* Aim of the exercise
Transcribe the records below in full; pictures stay out of the copy.

Excerpt from a dataset:

┄┄┄┄┄┄┄┄┄┄

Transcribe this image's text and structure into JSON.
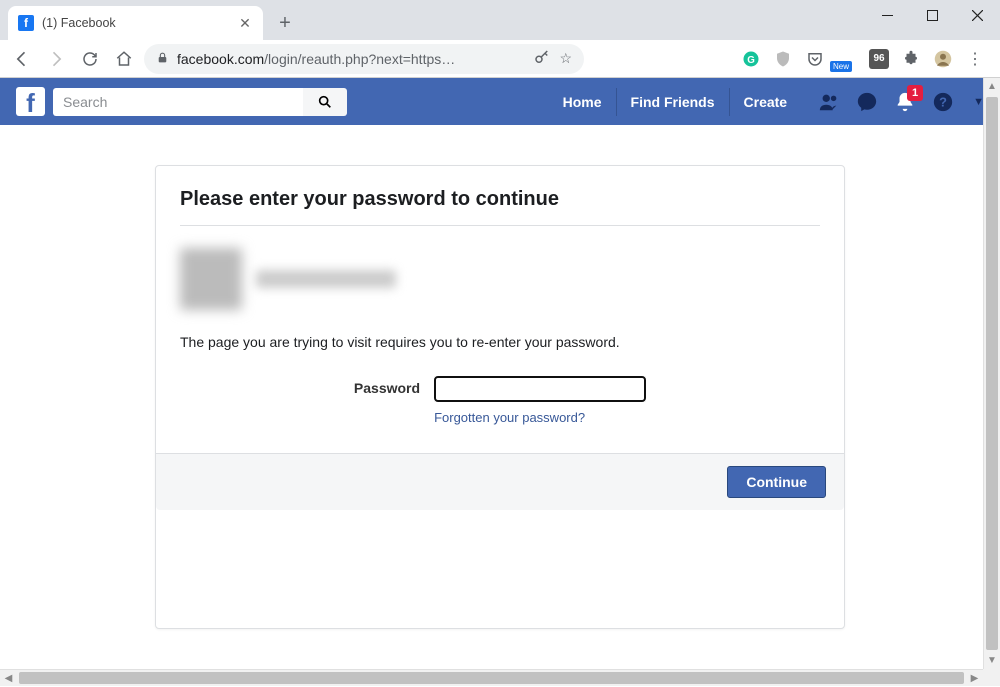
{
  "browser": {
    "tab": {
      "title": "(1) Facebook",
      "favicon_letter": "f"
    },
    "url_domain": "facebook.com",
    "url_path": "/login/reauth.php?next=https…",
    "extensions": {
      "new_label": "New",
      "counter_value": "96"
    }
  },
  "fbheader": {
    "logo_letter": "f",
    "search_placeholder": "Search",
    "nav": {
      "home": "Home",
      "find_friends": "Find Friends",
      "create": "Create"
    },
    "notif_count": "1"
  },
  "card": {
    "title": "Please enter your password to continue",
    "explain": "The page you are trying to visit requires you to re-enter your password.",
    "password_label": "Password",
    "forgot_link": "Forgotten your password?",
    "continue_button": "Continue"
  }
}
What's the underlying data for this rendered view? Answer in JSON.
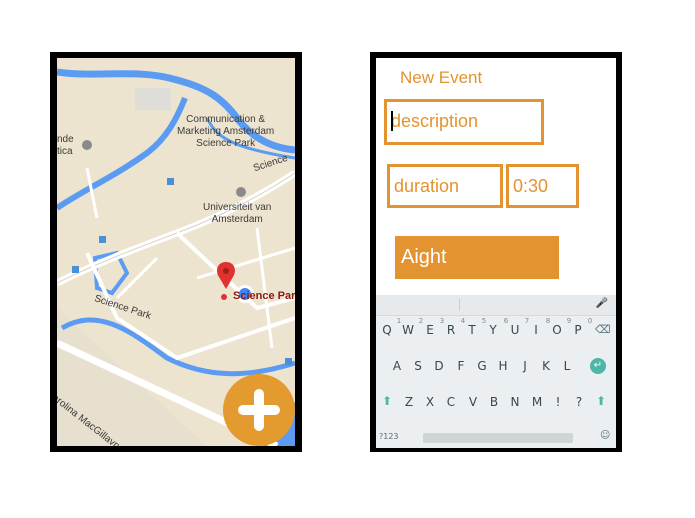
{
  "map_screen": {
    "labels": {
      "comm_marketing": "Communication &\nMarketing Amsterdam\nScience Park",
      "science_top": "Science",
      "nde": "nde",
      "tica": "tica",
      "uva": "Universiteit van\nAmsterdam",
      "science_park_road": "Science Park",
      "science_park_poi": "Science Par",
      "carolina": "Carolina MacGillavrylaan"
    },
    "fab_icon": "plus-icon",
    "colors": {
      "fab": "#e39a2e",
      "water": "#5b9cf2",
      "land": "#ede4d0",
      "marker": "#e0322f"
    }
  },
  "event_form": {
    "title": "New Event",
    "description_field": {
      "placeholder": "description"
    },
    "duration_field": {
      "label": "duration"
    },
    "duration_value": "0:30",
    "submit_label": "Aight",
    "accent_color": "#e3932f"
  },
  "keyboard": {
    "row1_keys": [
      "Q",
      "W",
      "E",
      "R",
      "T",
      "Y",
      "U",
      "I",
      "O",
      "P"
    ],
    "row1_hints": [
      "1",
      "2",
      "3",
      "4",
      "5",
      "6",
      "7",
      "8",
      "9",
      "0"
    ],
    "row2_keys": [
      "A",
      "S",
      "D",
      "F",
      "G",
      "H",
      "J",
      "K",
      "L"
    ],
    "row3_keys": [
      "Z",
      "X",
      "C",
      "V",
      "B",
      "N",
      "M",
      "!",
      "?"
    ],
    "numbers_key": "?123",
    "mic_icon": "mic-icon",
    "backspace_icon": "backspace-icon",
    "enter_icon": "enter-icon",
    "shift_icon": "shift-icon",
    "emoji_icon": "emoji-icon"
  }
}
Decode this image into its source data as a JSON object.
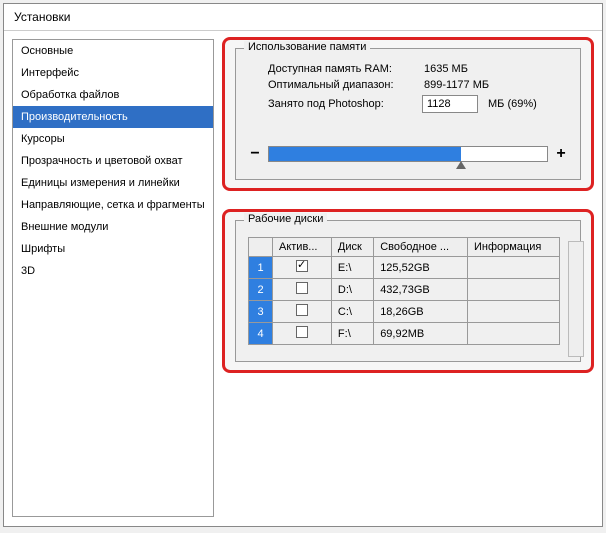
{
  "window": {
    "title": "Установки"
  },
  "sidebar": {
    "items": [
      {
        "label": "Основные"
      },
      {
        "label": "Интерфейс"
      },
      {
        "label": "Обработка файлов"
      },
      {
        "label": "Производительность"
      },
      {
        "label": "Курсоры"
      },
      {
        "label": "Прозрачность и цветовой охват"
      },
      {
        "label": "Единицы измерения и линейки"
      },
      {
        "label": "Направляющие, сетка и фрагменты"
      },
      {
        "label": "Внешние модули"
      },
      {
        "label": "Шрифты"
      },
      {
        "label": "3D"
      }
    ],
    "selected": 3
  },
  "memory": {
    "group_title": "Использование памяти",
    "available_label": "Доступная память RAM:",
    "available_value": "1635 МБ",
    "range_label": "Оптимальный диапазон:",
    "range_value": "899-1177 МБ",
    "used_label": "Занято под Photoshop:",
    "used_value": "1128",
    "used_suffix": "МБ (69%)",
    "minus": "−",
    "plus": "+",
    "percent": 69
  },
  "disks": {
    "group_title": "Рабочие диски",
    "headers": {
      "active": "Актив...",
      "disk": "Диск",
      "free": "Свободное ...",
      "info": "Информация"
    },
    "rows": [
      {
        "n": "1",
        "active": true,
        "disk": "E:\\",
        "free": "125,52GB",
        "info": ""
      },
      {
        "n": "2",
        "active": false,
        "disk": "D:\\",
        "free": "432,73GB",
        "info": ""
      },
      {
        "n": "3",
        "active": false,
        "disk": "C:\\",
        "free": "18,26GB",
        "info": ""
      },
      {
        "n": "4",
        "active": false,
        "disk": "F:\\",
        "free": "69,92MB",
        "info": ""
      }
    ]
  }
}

┄┄┄┄┄┄┄┄┄┄

* Output of the exercise
Transcribe this image's text and structure into JSON.
{
  "browser": {
    "tab": {
      "title": "(1) Facebook",
      "favicon_letter": "f"
    },
    "url_domain": "facebook.com",
    "url_path": "/login/reauth.php?next=https…",
    "extensions": {
      "new_label": "New",
      "counter_value": "96"
    }
  },
  "fbheader": {
    "logo_letter": "f",
    "search_placeholder": "Search",
    "nav": {
      "home": "Home",
      "find_friends": "Find Friends",
      "create": "Create"
    },
    "notif_count": "1"
  },
  "card": {
    "title": "Please enter your password to continue",
    "explain": "The page you are trying to visit requires you to re-enter your password.",
    "password_label": "Password",
    "forgot_link": "Forgotten your password?",
    "continue_button": "Continue"
  }
}
What's the underlying data for this rendered view? Answer in JSON.
{
  "map_screen": {
    "labels": {
      "comm_marketing": "Communication &\nMarketing Amsterdam\nScience Park",
      "science_top": "Science",
      "nde": "nde",
      "tica": "tica",
      "uva": "Universiteit van\nAmsterdam",
      "science_park_road": "Science Park",
      "science_park_poi": "Science Par",
      "carolina": "Carolina MacGillavrylaan"
    },
    "fab_icon": "plus-icon",
    "colors": {
      "fab": "#e39a2e",
      "water": "#5b9cf2",
      "land": "#ede4d0",
      "marker": "#e0322f"
    }
  },
  "event_form": {
    "title": "New Event",
    "description_field": {
      "placeholder": "description"
    },
    "duration_field": {
      "label": "duration"
    },
    "duration_value": "0:30",
    "submit_label": "Aight",
    "accent_color": "#e3932f"
  },
  "keyboard": {
    "row1_keys": [
      "Q",
      "W",
      "E",
      "R",
      "T",
      "Y",
      "U",
      "I",
      "O",
      "P"
    ],
    "row1_hints": [
      "1",
      "2",
      "3",
      "4",
      "5",
      "6",
      "7",
      "8",
      "9",
      "0"
    ],
    "row2_keys": [
      "A",
      "S",
      "D",
      "F",
      "G",
      "H",
      "J",
      "K",
      "L"
    ],
    "row3_keys": [
      "Z",
      "X",
      "C",
      "V",
      "B",
      "N",
      "M",
      "!",
      "?"
    ],
    "numbers_key": "?123",
    "mic_icon": "mic-icon",
    "backspace_icon": "backspace-icon",
    "enter_icon": "enter-icon",
    "shift_icon": "shift-icon",
    "emoji_icon": "emoji-icon"
  }
}
Decode this image into its source data as a JSON object.
{
  "window": {
    "title": "Установки"
  },
  "sidebar": {
    "items": [
      {
        "label": "Основные"
      },
      {
        "label": "Интерфейс"
      },
      {
        "label": "Обработка файлов"
      },
      {
        "label": "Производительность"
      },
      {
        "label": "Курсоры"
      },
      {
        "label": "Прозрачность и цветовой охват"
      },
      {
        "label": "Единицы измерения и линейки"
      },
      {
        "label": "Направляющие, сетка и фрагменты"
      },
      {
        "label": "Внешние модули"
      },
      {
        "label": "Шрифты"
      },
      {
        "label": "3D"
      }
    ],
    "selected": 3
  },
  "memory": {
    "group_title": "Использование памяти",
    "available_label": "Доступная память RAM:",
    "available_value": "1635 МБ",
    "range_label": "Оптимальный диапазон:",
    "range_value": "899-1177 МБ",
    "used_label": "Занято под Photoshop:",
    "used_value": "1128",
    "used_suffix": "МБ (69%)",
    "minus": "−",
    "plus": "+",
    "percent": 69
  },
  "disks": {
    "group_title": "Рабочие диски",
    "headers": {
      "active": "Актив...",
      "disk": "Диск",
      "free": "Свободное ...",
      "info": "Информация"
    },
    "rows": [
      {
        "n": "1",
        "active": true,
        "disk": "E:\\",
        "free": "125,52GB",
        "info": ""
      },
      {
        "n": "2",
        "active": false,
        "disk": "D:\\",
        "free": "432,73GB",
        "info": ""
      },
      {
        "n": "3",
        "active": false,
        "disk": "C:\\",
        "free": "18,26GB",
        "info": ""
      },
      {
        "n": "4",
        "active": false,
        "disk": "F:\\",
        "free": "69,92MB",
        "info": ""
      }
    ]
  }
}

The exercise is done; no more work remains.